START Records provided

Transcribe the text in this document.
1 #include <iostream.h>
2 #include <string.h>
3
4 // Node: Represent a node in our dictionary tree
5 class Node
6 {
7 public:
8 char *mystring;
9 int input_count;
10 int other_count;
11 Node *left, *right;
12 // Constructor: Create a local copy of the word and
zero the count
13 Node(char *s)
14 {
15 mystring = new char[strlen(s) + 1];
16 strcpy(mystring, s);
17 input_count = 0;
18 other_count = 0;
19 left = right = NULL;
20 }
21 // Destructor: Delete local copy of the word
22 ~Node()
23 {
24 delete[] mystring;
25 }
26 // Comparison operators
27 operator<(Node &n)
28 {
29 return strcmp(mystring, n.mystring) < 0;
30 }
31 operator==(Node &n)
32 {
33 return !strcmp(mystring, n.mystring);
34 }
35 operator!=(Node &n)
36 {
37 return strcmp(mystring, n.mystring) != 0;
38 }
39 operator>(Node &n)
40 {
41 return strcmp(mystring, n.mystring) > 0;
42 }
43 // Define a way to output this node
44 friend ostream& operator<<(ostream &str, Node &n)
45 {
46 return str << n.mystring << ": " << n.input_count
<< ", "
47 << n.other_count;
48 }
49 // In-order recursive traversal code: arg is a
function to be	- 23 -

END Records provided
START Records provided

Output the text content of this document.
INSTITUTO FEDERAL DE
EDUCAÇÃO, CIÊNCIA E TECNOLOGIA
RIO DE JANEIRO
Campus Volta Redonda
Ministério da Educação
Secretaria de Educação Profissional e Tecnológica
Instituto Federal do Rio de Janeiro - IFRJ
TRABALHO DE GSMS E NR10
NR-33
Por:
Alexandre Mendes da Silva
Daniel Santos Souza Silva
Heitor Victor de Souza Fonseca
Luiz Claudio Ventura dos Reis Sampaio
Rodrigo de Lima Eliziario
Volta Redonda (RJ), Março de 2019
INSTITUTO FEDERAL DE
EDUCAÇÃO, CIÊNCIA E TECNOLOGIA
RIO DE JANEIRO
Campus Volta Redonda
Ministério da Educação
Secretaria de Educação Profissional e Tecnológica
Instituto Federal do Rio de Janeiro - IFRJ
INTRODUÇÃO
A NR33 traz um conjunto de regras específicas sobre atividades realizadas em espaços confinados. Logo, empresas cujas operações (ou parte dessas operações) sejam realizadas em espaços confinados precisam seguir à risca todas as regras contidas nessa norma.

END Records provided
START Records provided

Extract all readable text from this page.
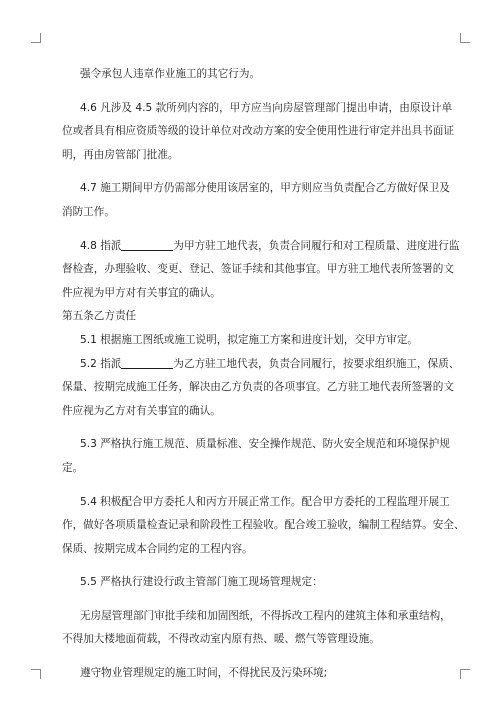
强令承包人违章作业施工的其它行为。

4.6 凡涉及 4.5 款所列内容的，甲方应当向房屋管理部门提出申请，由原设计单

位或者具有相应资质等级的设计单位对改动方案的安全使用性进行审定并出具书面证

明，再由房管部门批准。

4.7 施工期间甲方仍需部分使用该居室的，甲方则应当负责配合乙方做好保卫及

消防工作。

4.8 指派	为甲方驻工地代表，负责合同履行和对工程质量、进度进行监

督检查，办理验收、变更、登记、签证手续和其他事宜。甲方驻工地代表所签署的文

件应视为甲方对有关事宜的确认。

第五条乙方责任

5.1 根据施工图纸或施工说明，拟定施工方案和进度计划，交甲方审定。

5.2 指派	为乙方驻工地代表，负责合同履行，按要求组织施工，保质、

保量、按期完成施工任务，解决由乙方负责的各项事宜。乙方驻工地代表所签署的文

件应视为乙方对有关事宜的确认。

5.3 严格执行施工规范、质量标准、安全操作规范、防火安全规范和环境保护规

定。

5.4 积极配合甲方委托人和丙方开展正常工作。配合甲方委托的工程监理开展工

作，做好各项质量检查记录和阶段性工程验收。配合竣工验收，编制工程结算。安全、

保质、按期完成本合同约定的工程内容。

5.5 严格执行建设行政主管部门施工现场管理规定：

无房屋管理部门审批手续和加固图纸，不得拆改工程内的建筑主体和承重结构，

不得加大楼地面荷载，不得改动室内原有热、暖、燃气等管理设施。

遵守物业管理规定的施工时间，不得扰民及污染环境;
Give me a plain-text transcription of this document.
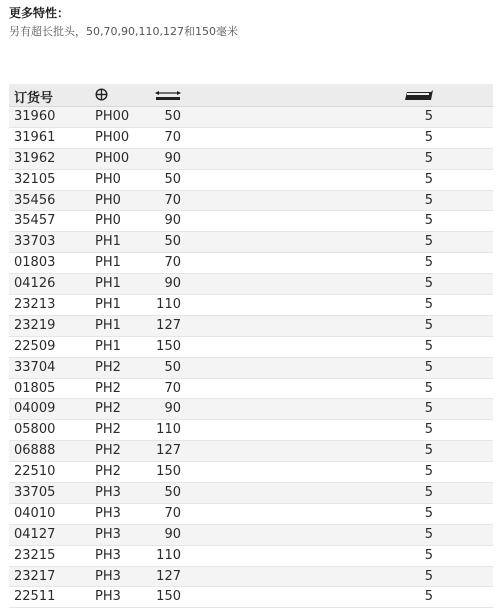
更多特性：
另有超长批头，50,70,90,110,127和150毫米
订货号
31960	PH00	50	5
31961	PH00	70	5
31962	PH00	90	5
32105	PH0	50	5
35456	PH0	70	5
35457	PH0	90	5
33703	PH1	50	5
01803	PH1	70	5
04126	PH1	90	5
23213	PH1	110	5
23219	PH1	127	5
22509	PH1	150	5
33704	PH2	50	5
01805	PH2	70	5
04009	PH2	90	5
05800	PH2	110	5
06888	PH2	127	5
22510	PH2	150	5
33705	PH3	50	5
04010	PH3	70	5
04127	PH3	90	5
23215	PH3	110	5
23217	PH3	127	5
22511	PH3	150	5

END Records provided

* **Task objective**
Collect every line with the string "word" from the records, and copy each.

* **Response below**
12 // Constructor: Create a local copy of the word and
21 // Destructor: Delete local copy of the word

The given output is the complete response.